**Work required:** Reproduce all of the data exactly, with no line skipped.
+++ Extracted entries +++
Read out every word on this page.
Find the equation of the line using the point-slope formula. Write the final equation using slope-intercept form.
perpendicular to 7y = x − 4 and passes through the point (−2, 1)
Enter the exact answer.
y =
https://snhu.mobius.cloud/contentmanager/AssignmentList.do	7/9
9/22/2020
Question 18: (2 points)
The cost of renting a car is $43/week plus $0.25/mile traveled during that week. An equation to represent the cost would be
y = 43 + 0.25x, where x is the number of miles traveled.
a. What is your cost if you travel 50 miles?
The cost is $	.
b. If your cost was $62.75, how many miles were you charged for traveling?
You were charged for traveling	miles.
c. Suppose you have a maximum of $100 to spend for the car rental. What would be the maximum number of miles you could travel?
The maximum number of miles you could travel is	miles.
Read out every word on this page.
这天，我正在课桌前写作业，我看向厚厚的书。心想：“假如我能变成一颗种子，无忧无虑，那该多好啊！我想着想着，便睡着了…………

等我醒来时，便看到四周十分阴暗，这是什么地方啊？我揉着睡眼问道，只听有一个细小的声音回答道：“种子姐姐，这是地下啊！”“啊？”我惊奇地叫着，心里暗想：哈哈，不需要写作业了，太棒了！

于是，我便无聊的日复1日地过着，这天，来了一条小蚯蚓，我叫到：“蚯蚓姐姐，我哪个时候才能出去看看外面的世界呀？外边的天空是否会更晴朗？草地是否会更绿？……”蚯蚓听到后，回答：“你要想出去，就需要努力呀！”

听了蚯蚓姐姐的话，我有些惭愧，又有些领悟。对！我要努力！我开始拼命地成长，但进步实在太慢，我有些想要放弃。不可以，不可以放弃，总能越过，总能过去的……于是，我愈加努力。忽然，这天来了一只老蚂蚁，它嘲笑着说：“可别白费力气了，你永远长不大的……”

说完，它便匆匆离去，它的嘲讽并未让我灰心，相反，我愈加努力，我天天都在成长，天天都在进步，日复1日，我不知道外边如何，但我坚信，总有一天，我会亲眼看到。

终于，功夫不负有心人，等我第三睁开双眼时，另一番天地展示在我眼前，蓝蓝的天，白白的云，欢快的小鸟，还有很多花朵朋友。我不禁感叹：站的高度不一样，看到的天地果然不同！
+++
**Response to this exercise:**
Read out every word on this page.
Find the equation of the line using the point-slope formula. Write the final equation using slope-intercept form.
perpendicular to 7y = x − 4 and passes through the point (−2, 1)
Enter the exact answer.
y =
https://snhu.mobius.cloud/contentmanager/AssignmentList.do	7/9
9/22/2020
Question 18: (2 points)
The cost of renting a car is $43/week plus $0.25/mile traveled during that week. An equation to represent the cost would be
y = 43 + 0.25x, where x is the number of miles traveled.
a. What is your cost if you travel 50 miles?
The cost is $	.
b. If your cost was $62.75, how many miles were you charged for traveling?
You were charged for traveling	miles.
c. Suppose you have a maximum of $100 to spend for the car rental. What would be the maximum number of miles you could travel?
The maximum number of miles you could travel is	miles.
Read out every word on this page.
这天，我正在课桌前写作业，我看向厚厚的书。心想：“假如我能变成一颗种子，无忧无虑，那该多好啊！我想着想着，便睡着了…………

等我醒来时，便看到四周十分阴暗，这是什么地方啊？我揉着睡眼问道，只听有一个细小的声音回答道：“种子姐姐，这是地下啊！”“啊？”我惊奇地叫着，心里暗想：哈哈，不需要写作业了，太棒了！

于是，我便无聊的日复1日地过着，这天，来了一条小蚯蚓，我叫到：“蚯蚓姐姐，我哪个时候才能出去看看外面的世界呀？外边的天空是否会更晴朗？草地是否会更绿？……”蚯蚓听到后，回答：“你要想出去，就需要努力呀！”

听了蚯蚓姐姐的话，我有些惭愧，又有些领悟。对！我要努力！我开始拼命地成长，但进步实在太慢，我有些想要放弃。不可以，不可以放弃，总能越过，总能过去的……于是，我愈加努力。忽然，这天来了一只老蚂蚁，它嘲笑着说：“可别白费力气了，你永远长不大的……”

说完，它便匆匆离去，它的嘲讽并未让我灰心，相反，我愈加努力，我天天都在成长，天天都在进步，日复1日，我不知道外边如何，但我坚信，总有一天，我会亲眼看到。

终于，功夫不负有心人，等我第三睁开双眼时，另一番天地展示在我眼前，蓝蓝的天，白白的云，欢快的小鸟，还有很多花朵朋友。我不禁感叹：站的高度不一样，看到的天地果然不同！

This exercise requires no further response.